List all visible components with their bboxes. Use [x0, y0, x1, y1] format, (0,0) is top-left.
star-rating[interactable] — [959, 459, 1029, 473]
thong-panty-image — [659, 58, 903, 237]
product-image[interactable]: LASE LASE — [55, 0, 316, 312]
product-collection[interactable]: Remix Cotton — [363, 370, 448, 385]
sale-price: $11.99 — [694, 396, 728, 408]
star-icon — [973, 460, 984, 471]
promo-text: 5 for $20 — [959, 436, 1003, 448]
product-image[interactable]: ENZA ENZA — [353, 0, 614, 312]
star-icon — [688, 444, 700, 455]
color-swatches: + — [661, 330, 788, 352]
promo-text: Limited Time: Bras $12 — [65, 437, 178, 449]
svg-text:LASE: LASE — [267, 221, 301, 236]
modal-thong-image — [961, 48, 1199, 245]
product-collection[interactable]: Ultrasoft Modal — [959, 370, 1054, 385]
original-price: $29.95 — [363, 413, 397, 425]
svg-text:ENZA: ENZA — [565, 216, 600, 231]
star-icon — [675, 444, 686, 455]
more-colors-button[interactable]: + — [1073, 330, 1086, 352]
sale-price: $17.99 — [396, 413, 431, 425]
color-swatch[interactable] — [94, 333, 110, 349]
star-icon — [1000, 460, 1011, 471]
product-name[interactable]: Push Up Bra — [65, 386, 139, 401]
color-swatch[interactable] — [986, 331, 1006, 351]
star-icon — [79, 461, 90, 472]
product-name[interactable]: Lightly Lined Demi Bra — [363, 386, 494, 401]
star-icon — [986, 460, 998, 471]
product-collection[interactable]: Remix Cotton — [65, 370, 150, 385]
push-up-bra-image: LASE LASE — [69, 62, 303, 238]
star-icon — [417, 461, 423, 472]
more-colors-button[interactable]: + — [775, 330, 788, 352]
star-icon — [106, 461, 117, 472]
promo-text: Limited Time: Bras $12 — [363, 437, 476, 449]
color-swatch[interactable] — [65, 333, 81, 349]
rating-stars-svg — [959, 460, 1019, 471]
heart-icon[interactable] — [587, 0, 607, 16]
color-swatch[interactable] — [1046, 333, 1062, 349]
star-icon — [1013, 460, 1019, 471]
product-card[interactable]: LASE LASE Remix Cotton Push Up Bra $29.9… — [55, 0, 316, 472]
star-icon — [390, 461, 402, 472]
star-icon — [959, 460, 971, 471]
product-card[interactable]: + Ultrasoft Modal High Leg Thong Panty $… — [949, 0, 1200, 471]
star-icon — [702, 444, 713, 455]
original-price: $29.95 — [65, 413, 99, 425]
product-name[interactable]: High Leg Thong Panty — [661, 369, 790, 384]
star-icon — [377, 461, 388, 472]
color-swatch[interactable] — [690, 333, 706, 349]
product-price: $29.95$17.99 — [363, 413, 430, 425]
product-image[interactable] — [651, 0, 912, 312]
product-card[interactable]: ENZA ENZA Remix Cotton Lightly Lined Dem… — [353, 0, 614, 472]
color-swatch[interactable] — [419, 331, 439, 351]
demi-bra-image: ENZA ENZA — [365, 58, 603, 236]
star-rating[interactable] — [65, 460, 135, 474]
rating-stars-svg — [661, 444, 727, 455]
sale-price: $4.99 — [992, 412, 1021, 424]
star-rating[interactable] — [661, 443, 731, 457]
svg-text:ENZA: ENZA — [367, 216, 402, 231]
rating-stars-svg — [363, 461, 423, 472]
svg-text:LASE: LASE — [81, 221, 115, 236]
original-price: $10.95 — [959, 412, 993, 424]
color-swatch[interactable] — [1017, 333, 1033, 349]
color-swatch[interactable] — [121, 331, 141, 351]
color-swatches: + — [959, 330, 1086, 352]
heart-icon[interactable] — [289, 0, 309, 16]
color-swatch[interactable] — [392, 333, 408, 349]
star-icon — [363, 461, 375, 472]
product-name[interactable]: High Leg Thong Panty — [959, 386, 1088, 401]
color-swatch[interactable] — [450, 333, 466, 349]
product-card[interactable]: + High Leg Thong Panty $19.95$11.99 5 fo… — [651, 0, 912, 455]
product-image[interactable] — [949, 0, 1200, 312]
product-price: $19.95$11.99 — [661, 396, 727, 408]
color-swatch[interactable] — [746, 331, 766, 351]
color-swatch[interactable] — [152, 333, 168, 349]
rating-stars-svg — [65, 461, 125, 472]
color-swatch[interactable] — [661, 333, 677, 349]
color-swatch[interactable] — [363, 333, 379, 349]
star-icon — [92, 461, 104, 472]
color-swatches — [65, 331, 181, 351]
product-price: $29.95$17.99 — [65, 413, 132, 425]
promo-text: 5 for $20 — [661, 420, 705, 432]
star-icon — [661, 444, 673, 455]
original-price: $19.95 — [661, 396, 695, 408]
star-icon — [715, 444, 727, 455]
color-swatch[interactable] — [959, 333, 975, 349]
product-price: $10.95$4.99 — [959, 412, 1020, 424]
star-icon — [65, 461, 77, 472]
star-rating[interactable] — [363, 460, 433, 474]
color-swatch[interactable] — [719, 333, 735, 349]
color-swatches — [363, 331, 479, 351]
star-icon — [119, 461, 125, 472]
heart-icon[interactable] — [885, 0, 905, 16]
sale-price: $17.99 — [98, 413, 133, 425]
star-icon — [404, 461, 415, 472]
━━━━
(CHALLENGE): Reproduce the lines above character for character, in the same order.

(COMPLETE ANSWER):
List all visible components with their bboxes. Use [x0, y0, x1, y1] format, (0,0) is top-left.
star-rating[interactable] — [959, 459, 1029, 473]
thong-panty-image — [659, 58, 903, 237]
product-image[interactable]: LASE LASE — [55, 0, 316, 312]
product-collection[interactable]: Remix Cotton — [363, 370, 448, 385]
sale-price: $11.99 — [694, 396, 728, 408]
star-icon — [973, 460, 984, 471]
promo-text: 5 for $20 — [959, 436, 1003, 448]
product-image[interactable]: ENZA ENZA — [353, 0, 614, 312]
star-icon — [688, 444, 700, 455]
color-swatches: + — [661, 330, 788, 352]
promo-text: Limited Time: Bras $12 — [65, 437, 178, 449]
svg-text:LASE: LASE — [267, 221, 301, 236]
modal-thong-image — [961, 48, 1199, 245]
product-collection[interactable]: Ultrasoft Modal — [959, 370, 1054, 385]
original-price: $29.95 — [363, 413, 397, 425]
svg-text:ENZA: ENZA — [565, 216, 600, 231]
star-icon — [675, 444, 686, 455]
more-colors-button[interactable]: + — [1073, 330, 1086, 352]
sale-price: $17.99 — [396, 413, 431, 425]
color-swatch[interactable] — [94, 333, 110, 349]
star-icon — [1000, 460, 1011, 471]
product-name[interactable]: Push Up Bra — [65, 386, 139, 401]
color-swatch[interactable] — [986, 331, 1006, 351]
star-icon — [79, 461, 90, 472]
product-name[interactable]: Lightly Lined Demi Bra — [363, 386, 494, 401]
star-icon — [986, 460, 998, 471]
product-collection[interactable]: Remix Cotton — [65, 370, 150, 385]
push-up-bra-image: LASE LASE — [69, 62, 303, 238]
star-icon — [417, 461, 423, 472]
more-colors-button[interactable]: + — [775, 330, 788, 352]
star-icon — [106, 461, 117, 472]
promo-text: Limited Time: Bras $12 — [363, 437, 476, 449]
color-swatch[interactable] — [65, 333, 81, 349]
rating-stars-svg — [959, 460, 1019, 471]
heart-icon[interactable] — [587, 0, 607, 16]
color-swatch[interactable] — [1046, 333, 1062, 349]
star-icon — [1013, 460, 1019, 471]
product-card[interactable]: LASE LASE Remix Cotton Push Up Bra $29.9… — [55, 0, 316, 472]
star-icon — [390, 461, 402, 472]
star-icon — [959, 460, 971, 471]
product-card[interactable]: + Ultrasoft Modal High Leg Thong Panty $… — [949, 0, 1200, 471]
star-icon — [702, 444, 713, 455]
original-price: $29.95 — [65, 413, 99, 425]
product-name[interactable]: High Leg Thong Panty — [661, 369, 790, 384]
star-icon — [377, 461, 388, 472]
color-swatch[interactable] — [690, 333, 706, 349]
product-price: $29.95$17.99 — [363, 413, 430, 425]
product-image[interactable] — [651, 0, 912, 312]
product-card[interactable]: ENZA ENZA Remix Cotton Lightly Lined Dem… — [353, 0, 614, 472]
color-swatch[interactable] — [419, 331, 439, 351]
demi-bra-image: ENZA ENZA — [365, 58, 603, 236]
star-rating[interactable] — [65, 460, 135, 474]
rating-stars-svg — [661, 444, 727, 455]
sale-price: $4.99 — [992, 412, 1021, 424]
star-rating[interactable] — [661, 443, 731, 457]
svg-text:ENZA: ENZA — [367, 216, 402, 231]
rating-stars-svg — [363, 461, 423, 472]
svg-text:LASE: LASE — [81, 221, 115, 236]
original-price: $10.95 — [959, 412, 993, 424]
color-swatch[interactable] — [1017, 333, 1033, 349]
color-swatch[interactable] — [121, 331, 141, 351]
color-swatches: + — [959, 330, 1086, 352]
heart-icon[interactable] — [289, 0, 309, 16]
color-swatch[interactable] — [392, 333, 408, 349]
star-icon — [363, 461, 375, 472]
product-name[interactable]: High Leg Thong Panty — [959, 386, 1088, 401]
color-swatch[interactable] — [450, 333, 466, 349]
product-card[interactable]: + High Leg Thong Panty $19.95$11.99 5 fo… — [651, 0, 912, 455]
product-image[interactable] — [949, 0, 1200, 312]
product-price: $19.95$11.99 — [661, 396, 727, 408]
color-swatch[interactable] — [746, 331, 766, 351]
color-swatch[interactable] — [152, 333, 168, 349]
rating-stars-svg — [65, 461, 125, 472]
color-swatch[interactable] — [661, 333, 677, 349]
color-swatch[interactable] — [363, 333, 379, 349]
star-icon — [92, 461, 104, 472]
color-swatches — [65, 331, 181, 351]
product-price: $29.95$17.99 — [65, 413, 132, 425]
promo-text: 5 for $20 — [661, 420, 705, 432]
star-icon — [661, 444, 673, 455]
original-price: $19.95 — [661, 396, 695, 408]
star-icon — [715, 444, 727, 455]
color-swatch[interactable] — [959, 333, 975, 349]
product-price: $10.95$4.99 — [959, 412, 1020, 424]
star-icon — [65, 461, 77, 472]
star-rating[interactable] — [363, 460, 433, 474]
color-swatch[interactable] — [719, 333, 735, 349]
color-swatches — [363, 331, 479, 351]
star-icon — [119, 461, 125, 472]
heart-icon[interactable] — [885, 0, 905, 16]
sale-price: $17.99 — [98, 413, 133, 425]
star-icon — [404, 461, 415, 472]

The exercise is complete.